» **INFORMATION GIVEN**
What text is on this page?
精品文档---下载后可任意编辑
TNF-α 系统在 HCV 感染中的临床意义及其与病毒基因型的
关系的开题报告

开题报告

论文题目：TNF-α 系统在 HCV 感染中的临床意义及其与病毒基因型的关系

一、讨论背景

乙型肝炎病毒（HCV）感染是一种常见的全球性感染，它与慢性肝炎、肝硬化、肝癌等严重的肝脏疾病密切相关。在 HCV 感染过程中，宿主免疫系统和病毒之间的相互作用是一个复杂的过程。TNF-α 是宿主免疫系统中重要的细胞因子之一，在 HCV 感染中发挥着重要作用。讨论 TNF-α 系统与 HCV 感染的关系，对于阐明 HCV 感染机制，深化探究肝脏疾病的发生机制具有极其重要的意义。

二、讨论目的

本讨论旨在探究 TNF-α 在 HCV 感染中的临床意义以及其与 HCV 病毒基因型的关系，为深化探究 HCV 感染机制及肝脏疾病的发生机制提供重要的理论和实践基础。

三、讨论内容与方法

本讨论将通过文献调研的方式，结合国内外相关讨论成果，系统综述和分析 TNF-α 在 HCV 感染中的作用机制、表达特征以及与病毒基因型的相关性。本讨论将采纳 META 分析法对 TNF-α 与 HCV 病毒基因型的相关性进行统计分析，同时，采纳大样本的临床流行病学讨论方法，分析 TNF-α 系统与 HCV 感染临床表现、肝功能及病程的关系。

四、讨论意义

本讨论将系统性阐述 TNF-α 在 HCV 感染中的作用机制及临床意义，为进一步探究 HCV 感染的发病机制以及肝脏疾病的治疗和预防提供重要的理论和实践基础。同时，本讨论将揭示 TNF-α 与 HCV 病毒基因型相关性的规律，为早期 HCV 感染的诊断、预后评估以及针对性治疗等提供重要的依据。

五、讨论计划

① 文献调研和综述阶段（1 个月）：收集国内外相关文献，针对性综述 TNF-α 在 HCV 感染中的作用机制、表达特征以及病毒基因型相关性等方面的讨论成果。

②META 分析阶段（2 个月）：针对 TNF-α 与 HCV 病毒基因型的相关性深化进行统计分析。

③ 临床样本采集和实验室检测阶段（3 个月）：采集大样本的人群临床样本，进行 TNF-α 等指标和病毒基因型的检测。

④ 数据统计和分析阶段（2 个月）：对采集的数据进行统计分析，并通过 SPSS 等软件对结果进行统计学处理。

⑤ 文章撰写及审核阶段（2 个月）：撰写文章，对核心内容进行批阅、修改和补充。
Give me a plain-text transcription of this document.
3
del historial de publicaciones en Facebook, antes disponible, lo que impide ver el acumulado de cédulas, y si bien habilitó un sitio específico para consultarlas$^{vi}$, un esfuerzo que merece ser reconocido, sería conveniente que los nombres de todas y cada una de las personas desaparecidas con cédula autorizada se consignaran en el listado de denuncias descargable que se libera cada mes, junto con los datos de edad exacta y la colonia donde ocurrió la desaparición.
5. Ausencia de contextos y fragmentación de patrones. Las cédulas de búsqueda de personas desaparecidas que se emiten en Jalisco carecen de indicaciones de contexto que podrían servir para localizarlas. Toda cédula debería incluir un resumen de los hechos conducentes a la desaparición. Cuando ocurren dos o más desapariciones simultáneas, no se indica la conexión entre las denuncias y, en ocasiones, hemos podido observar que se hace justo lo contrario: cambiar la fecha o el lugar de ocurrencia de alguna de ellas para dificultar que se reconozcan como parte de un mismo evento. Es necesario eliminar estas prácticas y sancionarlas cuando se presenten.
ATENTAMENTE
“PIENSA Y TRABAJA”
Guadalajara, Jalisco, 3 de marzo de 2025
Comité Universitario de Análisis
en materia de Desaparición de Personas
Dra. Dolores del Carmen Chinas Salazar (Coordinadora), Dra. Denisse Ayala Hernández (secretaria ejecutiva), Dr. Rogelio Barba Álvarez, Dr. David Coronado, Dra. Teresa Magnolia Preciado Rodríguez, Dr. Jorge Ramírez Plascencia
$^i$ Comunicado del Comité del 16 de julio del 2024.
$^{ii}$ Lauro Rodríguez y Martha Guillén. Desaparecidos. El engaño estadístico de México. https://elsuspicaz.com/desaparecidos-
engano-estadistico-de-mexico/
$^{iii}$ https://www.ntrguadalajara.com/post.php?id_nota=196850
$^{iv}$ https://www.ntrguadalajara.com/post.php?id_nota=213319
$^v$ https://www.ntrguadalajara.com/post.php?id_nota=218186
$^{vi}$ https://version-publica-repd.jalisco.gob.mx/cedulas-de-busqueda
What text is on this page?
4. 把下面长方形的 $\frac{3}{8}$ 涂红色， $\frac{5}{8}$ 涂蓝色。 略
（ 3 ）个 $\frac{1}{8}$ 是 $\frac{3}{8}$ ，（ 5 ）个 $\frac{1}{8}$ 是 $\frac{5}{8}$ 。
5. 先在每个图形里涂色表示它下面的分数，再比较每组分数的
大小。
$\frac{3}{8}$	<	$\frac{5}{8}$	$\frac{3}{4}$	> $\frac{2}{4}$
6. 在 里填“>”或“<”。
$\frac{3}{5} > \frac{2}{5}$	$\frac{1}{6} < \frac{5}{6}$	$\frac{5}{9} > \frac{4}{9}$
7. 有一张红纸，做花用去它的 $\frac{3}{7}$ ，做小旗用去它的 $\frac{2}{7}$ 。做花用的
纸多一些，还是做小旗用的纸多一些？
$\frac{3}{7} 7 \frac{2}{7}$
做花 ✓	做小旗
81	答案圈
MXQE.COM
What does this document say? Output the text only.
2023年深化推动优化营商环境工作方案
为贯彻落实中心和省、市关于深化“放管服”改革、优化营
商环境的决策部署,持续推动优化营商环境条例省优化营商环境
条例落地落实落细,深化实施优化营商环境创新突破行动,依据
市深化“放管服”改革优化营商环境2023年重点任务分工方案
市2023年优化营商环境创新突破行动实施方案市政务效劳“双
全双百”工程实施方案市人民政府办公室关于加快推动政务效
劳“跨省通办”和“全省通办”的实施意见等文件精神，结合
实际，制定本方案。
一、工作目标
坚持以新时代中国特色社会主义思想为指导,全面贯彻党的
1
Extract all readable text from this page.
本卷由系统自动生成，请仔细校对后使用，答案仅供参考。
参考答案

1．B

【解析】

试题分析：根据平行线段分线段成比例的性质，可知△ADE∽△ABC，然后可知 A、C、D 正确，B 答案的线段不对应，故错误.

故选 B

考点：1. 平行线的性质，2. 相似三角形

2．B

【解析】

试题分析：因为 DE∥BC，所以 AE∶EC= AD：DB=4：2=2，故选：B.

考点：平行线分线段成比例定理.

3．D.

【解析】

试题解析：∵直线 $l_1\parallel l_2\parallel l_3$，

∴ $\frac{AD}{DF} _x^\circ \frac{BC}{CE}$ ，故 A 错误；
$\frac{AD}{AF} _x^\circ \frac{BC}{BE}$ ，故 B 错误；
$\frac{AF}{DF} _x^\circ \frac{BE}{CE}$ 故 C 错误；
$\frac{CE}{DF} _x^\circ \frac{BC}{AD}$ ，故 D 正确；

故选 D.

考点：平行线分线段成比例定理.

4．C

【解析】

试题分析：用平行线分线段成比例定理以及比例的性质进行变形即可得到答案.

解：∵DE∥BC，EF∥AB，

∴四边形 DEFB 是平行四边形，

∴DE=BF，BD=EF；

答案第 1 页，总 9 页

» **GIVEN EXERCISE**
All lines above with "this" in them should be returned.

» **TASK OUTPUT**
What text is on this page?
Give me a plain-text transcription of this document.
What text is on this page?
What does this document say? Output the text only.
Extract all readable text from this page.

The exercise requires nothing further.